Reproduce all the entries exactly and keep the pictures out.
BEGIN Supplied information
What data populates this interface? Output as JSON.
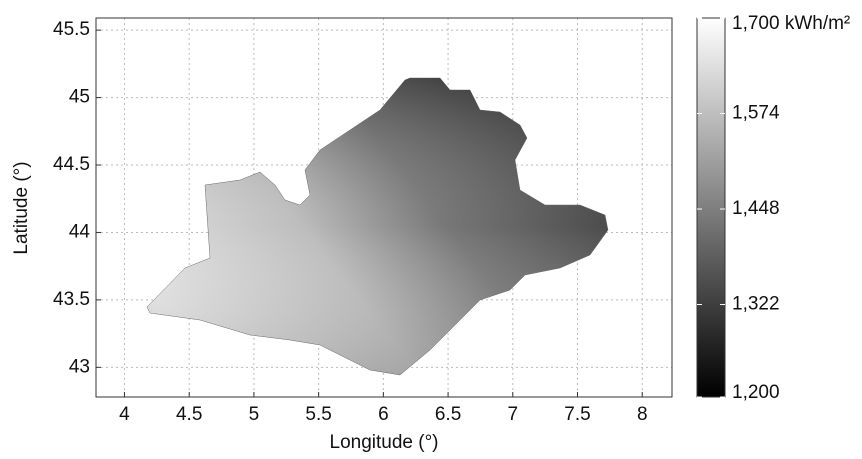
{
  "chart_data": {
    "type": "heatmap",
    "xlabel": "Longitude (°)",
    "ylabel": "Latitude (°)",
    "xlim": [
      3.78,
      8.23
    ],
    "ylim": [
      42.78,
      45.59
    ],
    "xticks": [
      4,
      4.5,
      5,
      5.5,
      6,
      6.5,
      7,
      7.5,
      8
    ],
    "yticks": [
      43,
      43.5,
      44,
      44.5,
      45,
      45.5
    ],
    "grid": true,
    "colorbar": {
      "lim": [
        1200,
        1700
      ],
      "ticks": [
        {
          "value": 1200,
          "label": "1,200"
        },
        {
          "value": 1322,
          "label": "1,322"
        },
        {
          "value": 1448,
          "label": "1,448"
        },
        {
          "value": 1574,
          "label": "1,574"
        },
        {
          "value": 1700,
          "label": "1,700 kWh/m²"
        }
      ],
      "colors": [
        "#000000",
        "#ffffff"
      ]
    }
  }
}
END Supplied information
* [Task solution]:
What data populates this interface? Output as JSON.
{
  "chart_data": {
    "type": "heatmap",
    "xlabel": "Longitude (°)",
    "ylabel": "Latitude (°)",
    "xlim": [
      3.78,
      8.23
    ],
    "ylim": [
      42.78,
      45.59
    ],
    "xticks": [
      4,
      4.5,
      5,
      5.5,
      6,
      6.5,
      7,
      7.5,
      8
    ],
    "yticks": [
      43,
      43.5,
      44,
      44.5,
      45,
      45.5
    ],
    "grid": true,
    "colorbar": {
      "lim": [
        1200,
        1700
      ],
      "ticks": [
        {
          "value": 1200,
          "label": "1,200"
        },
        {
          "value": 1322,
          "label": "1,322"
        },
        {
          "value": 1448,
          "label": "1,448"
        },
        {
          "value": 1574,
          "label": "1,574"
        },
        {
          "value": 1700,
          "label": "1,700 kWh/m²"
        }
      ],
      "colors": [
        "#000000",
        "#ffffff"
      ]
    }
  }
}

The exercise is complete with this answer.